● **WHAT YOU NEED TO DO**: Find the lines below that contain the string "icon". Copy each one.

● **DATASET EXCERPTS**:
______

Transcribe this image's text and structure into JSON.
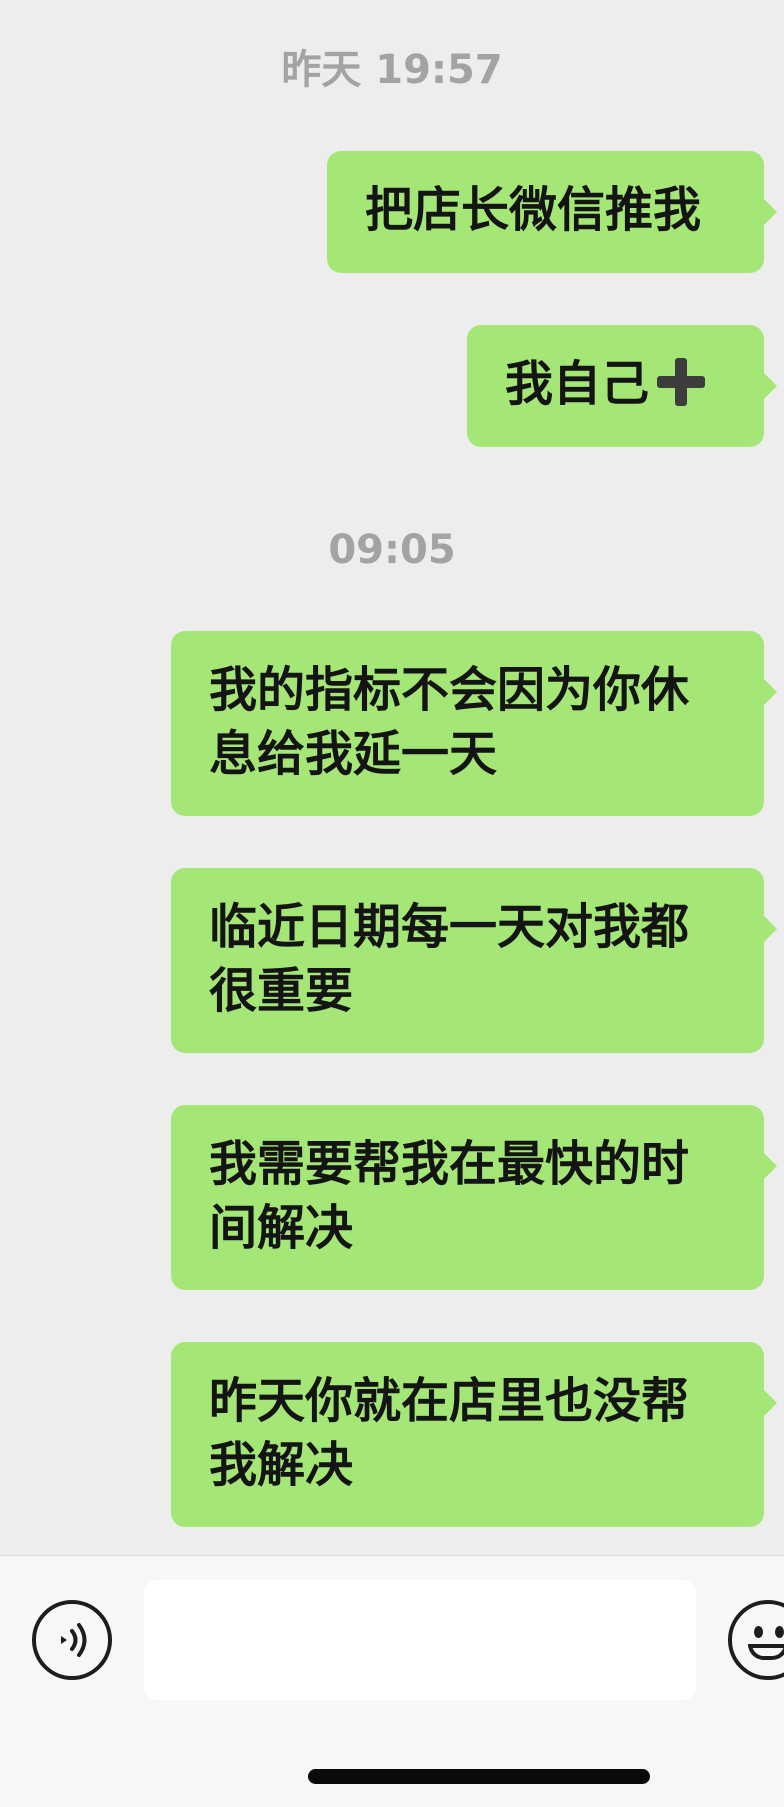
{
  "chat": {
    "timestamps": [
      "昨天 19:57",
      "09:05"
    ],
    "messages": [
      {
        "text": "把店长微信推我",
        "sender": "me"
      },
      {
        "text": "我自己",
        "sender": "me",
        "trailing_icon": "plus-icon"
      },
      {
        "text": "我的指标不会因为你休息给我延一天",
        "sender": "me"
      },
      {
        "text": "临近日期每一天对我都很重要",
        "sender": "me"
      },
      {
        "text": "我需要帮我在最快的时间解决",
        "sender": "me"
      },
      {
        "text": "昨天你就在店里也没帮我解决",
        "sender": "me"
      }
    ]
  },
  "input_bar": {
    "placeholder": "",
    "voice_icon": "voice-icon",
    "emoji_icon": "emoji-icon"
  },
  "colors": {
    "background": "#ededed",
    "outgoing_bubble": "#a5e776",
    "timestamp_text": "#a3a3a3"
  }
}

______

● **FULL RESPONSE**:
        "trailing_icon": "plus-icon"
    "voice_icon": "voice-icon",
    "emoji_icon": "emoji-icon"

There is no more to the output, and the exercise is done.